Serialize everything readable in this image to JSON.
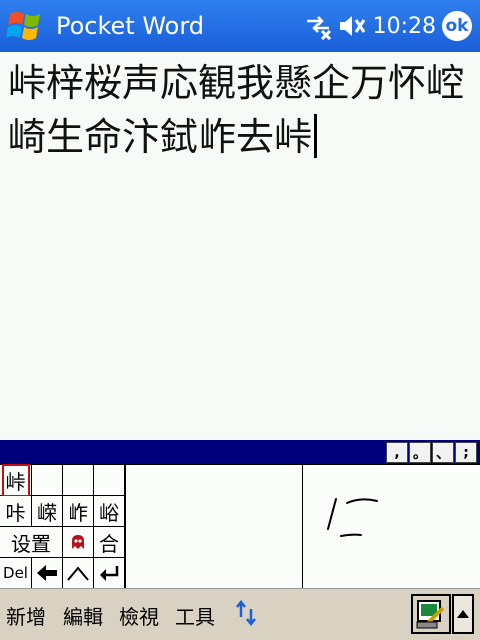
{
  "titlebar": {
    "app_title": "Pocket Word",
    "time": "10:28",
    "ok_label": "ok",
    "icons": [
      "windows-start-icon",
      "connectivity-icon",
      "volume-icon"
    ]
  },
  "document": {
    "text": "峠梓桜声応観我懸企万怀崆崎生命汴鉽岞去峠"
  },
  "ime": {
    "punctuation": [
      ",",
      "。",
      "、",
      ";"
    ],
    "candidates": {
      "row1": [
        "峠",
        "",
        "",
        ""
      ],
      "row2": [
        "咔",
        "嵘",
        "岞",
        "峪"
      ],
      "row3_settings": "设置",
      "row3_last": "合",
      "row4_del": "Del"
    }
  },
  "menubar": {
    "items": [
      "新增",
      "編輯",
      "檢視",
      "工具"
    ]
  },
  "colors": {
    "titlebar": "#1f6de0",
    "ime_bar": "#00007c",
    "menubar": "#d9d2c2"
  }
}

* * *

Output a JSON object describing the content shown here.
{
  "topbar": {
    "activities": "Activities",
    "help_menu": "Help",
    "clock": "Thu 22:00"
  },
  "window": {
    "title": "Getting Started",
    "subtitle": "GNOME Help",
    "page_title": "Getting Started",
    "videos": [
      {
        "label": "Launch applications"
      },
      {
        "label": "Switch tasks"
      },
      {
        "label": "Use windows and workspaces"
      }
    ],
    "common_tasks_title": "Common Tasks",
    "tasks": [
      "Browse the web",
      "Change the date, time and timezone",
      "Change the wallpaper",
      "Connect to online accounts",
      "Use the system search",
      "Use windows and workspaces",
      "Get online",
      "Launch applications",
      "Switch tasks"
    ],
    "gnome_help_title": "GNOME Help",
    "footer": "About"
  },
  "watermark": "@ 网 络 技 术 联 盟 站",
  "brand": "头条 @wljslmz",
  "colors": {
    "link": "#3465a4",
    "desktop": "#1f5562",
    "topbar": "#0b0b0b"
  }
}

▶ [What is being asked]: Extract every line above containing the word "applications".

▶ [Solution]:
        "label": "Launch applications"
      "Launch applications",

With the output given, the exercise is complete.